Exercise prompt:
Give every line of the listing below as a numbered list, leaving out the blank lines.

(Saved data entries)
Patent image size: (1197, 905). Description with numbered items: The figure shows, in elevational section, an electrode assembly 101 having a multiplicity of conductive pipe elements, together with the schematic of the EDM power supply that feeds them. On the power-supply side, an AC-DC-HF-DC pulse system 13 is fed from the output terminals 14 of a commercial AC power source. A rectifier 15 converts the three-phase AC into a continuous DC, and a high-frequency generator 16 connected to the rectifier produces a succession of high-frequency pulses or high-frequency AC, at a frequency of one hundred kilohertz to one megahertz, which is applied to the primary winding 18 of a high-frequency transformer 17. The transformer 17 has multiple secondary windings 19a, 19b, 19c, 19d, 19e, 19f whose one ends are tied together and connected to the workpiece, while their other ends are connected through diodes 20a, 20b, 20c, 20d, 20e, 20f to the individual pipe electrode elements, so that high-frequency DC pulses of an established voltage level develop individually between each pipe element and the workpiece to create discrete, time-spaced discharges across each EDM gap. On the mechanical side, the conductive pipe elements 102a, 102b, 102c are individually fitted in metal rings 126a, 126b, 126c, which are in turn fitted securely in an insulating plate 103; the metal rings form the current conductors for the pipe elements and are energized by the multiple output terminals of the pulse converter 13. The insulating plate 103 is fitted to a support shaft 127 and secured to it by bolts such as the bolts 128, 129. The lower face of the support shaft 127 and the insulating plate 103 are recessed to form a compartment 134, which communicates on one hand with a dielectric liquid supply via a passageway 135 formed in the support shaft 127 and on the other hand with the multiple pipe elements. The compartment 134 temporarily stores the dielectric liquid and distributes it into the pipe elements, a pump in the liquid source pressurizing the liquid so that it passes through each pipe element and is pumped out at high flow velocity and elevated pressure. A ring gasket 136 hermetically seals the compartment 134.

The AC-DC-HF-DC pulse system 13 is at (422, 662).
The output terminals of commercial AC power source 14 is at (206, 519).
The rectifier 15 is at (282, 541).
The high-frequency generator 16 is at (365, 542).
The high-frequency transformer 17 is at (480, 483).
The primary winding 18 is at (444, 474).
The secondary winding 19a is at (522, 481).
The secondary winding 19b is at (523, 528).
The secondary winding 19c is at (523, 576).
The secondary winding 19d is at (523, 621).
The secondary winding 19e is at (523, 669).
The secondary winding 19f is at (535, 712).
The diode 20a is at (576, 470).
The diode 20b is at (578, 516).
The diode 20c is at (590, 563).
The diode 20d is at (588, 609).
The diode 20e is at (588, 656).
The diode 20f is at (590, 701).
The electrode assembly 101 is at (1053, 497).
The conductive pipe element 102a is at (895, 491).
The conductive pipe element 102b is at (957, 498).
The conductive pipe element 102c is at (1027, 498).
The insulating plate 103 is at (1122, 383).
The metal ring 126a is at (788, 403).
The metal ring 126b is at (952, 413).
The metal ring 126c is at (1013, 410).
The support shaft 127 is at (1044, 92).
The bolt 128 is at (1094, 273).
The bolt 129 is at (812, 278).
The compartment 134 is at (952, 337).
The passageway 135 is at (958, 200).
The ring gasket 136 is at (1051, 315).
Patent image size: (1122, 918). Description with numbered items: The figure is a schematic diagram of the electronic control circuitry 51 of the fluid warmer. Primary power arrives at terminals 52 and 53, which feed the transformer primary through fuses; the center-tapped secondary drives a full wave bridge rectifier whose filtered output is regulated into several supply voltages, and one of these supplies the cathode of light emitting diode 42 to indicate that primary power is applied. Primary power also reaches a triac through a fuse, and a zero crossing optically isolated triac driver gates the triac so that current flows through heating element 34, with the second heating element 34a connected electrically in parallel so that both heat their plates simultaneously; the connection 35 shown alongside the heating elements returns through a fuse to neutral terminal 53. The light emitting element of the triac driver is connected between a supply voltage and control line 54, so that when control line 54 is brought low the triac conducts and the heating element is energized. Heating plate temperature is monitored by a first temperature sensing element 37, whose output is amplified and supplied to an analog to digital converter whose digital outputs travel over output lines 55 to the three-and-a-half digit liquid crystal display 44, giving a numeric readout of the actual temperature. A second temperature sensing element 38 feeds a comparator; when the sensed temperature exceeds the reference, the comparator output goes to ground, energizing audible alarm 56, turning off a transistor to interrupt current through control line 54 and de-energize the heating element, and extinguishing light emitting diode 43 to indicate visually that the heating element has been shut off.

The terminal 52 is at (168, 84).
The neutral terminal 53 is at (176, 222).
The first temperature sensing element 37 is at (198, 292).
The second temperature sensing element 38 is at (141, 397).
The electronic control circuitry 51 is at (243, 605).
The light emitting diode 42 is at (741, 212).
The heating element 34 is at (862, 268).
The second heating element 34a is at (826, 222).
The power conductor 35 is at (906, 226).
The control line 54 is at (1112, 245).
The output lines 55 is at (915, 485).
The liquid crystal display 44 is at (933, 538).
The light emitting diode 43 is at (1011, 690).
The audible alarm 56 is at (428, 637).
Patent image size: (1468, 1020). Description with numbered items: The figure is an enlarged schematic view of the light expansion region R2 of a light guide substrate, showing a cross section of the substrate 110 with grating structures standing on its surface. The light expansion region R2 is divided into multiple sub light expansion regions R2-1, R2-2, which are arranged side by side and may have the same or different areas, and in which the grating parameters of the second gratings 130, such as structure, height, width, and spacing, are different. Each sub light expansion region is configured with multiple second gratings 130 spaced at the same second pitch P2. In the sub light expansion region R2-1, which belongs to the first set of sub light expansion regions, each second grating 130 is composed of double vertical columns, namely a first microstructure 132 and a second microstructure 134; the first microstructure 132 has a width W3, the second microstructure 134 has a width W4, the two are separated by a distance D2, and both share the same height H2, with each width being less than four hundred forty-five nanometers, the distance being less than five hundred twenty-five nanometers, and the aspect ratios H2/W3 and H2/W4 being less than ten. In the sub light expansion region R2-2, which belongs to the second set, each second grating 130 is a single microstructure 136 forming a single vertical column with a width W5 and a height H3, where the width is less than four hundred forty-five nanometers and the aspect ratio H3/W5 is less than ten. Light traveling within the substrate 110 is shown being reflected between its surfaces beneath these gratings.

Expected answer:
1. Patent image size: (1197, 905). Description with numbered items: The figure shows, in elevational section, an electrode assembly 101 having a multiplicity of conductive pipe elements, together with the schematic of the EDM power supply that feeds them. On the power-supply side, an AC-DC-HF-DC pulse system 13 is fed from the output terminals 14 of a commercial AC power source. A rectifier 15 converts the three-phase AC into a continuous DC, and a high-frequency generator 16 connected to the rectifier produces a succession of high-frequency pulses or high-frequency AC, at a frequency of one hundred kilohertz to one megahertz, which is applied to the primary winding 18 of a high-frequency transformer 17. The transformer 17 has multiple secondary windings 19a, 19b, 19c, 19d, 19e, 19f whose one ends are tied together and connected to the workpiece, while their other ends are connected through diodes 20a, 20b, 20c, 20d, 20e, 20f to the individual pipe electrode elements, so that high-frequency DC pulses of an established voltage level develop individually between each pipe element and the workpiece to create discrete, time-spaced discharges across each EDM gap. On the mechanical side, the conductive pipe elements 102a, 102b, 102c are individually fitted in metal rings 126a, 126b, 126c, which are in turn fitted securely in an insulating plate 103; the metal rings form the current conductors for the pipe elements and are energized by the multiple output terminals of the pulse converter 13. The insulating plate 103 is fitted to a support shaft 127 and secured to it by bolts such as the bolts 128, 129. The lower face of the support shaft 127 and the insulating plate 103 are recessed to form a compartment 134, which communicates on one hand with a dielectric liquid supply via a passageway 135 formed in the support shaft 127 and on the other hand with the multiple pipe elements. The compartment 134 temporarily stores the dielectric liquid and distributes it into the pipe elements, a pump in the liquid source pressurizing the liquid so that it passes through each pipe element and is pumped out at high flow velocity and elevated pressure. A ring gasket 136 hermetically seals the compartment 134.
2. The AC-DC-HF-DC pulse system 13 is at (422, 662).
3. The output terminals of commercial AC power source 14 is at (206, 519).
4. The rectifier 15 is at (282, 541).
5. The high-frequency generator 16 is at (365, 542).
6. The high-frequency transformer 17 is at (480, 483).
7. The primary winding 18 is at (444, 474).
8. The secondary winding 19a is at (522, 481).
9. The secondary winding 19b is at (523, 528).
10. The secondary winding 19c is at (523, 576).
11. The secondary winding 19d is at (523, 621).
12. The secondary winding 19e is at (523, 669).
13. The secondary winding 19f is at (535, 712).
14. The diode 20a is at (576, 470).
15. The diode 20b is at (578, 516).
16. The diode 20c is at (590, 563).
17. The diode 20d is at (588, 609).
18. The diode 20e is at (588, 656).
19. The diode 20f is at (590, 701).
20. The electrode assembly 101 is at (1053, 497).
21. The conductive pipe element 102a is at (895, 491).
22. The conductive pipe element 102b is at (957, 498).
23. The conductive pipe element 102c is at (1027, 498).
24. The insulating plate 103 is at (1122, 383).
25. The metal ring 126a is at (788, 403).
26. The metal ring 126b is at (952, 413).
27. The metal ring 126c is at (1013, 410).
28. The support shaft 127 is at (1044, 92).
29. The bolt 128 is at (1094, 273).
30. The bolt 129 is at (812, 278).
31. The compartment 134 is at (952, 337).
32. The passageway 135 is at (958, 200).
33. The ring gasket 136 is at (1051, 315).
34. Patent image size: (1122, 918). Description with numbered items: The figure is a schematic diagram of the electronic control circuitry 51 of the fluid warmer. Primary power arrives at terminals 52 and 53, which feed the transformer primary through fuses; the center-tapped secondary drives a full wave bridge rectifier whose filtered output is regulated into several supply voltages, and one of these supplies the cathode of light emitting diode 42 to indicate that primary power is applied. Primary power also reaches a triac through a fuse, and a zero crossing optically isolated triac driver gates the triac so that current flows through heating element 34, with the second heating element 34a connected electrically in parallel so that both heat their plates simultaneously; the connection 35 shown alongside the heating elements returns through a fuse to neutral terminal 53. The light emitting element of the triac driver is connected between a supply voltage and control line 54, so that when control line 54 is brought low the triac conducts and the heating element is energized. Heating plate temperature is monitored by a first temperature sensing element 37, whose output is amplified and supplied to an analog to digital converter whose digital outputs travel over output lines 55 to the three-and-a-half digit liquid crystal display 44, giving a numeric readout of the actual temperature. A second temperature sensing element 38 feeds a comparator; when the sensed temperature exceeds the reference, the comparator output goes to ground, energizing audible alarm 56, turning off a transistor to interrupt current through control line 54 and de-energize the heating element, and extinguishing light emitting diode 43 to indicate visually that the heating element has been shut off.
35. The terminal 52 is at (168, 84).
36. The neutral terminal 53 is at (176, 222).
37. The first temperature sensing element 37 is at (198, 292).
38. The second temperature sensing element 38 is at (141, 397).
39. The electronic control circuitry 51 is at (243, 605).
40. The light emitting diode 42 is at (741, 212).
41. The heating element 34 is at (862, 268).
42. The second heating element 34a is at (826, 222).
43. The power conductor 35 is at (906, 226).
44. The control line 54 is at (1112, 245).
45. The output lines 55 is at (915, 485).
46. The liquid crystal display 44 is at (933, 538).
47. The light emitting diode 43 is at (1011, 690).
48. The audible alarm 56 is at (428, 637).
49. Patent image size: (1468, 1020). Description with numbered items: The figure is an enlarged schematic view of the light expansion region R2 of a light guide substrate, showing a cross section of the substrate 110 with grating structures standing on its surface. The light expansion region R2 is divided into multiple sub light expansion regions R2-1, R2-2, which are arranged side by side and may have the same or different areas, and in which the grating parameters of the second gratings 130, such as structure, height, width, and spacing, are different. Each sub light expansion region is configured with multiple second gratings 130 spaced at the same second pitch P2. In the sub light expansion region R2-1, which belongs to the first set of sub light expansion regions, each second grating 130 is composed of double vertical columns, namely a first microstructure 132 and a second microstructure 134; the first microstructure 132 has a width W3, the second microstructure 134 has a width W4, the two are separated by a distance D2, and both share the same height H2, with each width being less than four hundred forty-five nanometers, the distance being less than five hundred twenty-five nanometers, and the aspect ratios H2/W3 and H2/W4 being less than ten. In the sub light expansion region R2-2, which belongs to the second set, each second grating 130 is a single microstructure 136 forming a single vertical column with a width W5 and a height H3, where the width is less than four hundred forty-five nanometers and the aspect ratio H3/W5 is less than ten. Light traveling within the substrate 110 is shown being reflected between its surfaces beneath these gratings.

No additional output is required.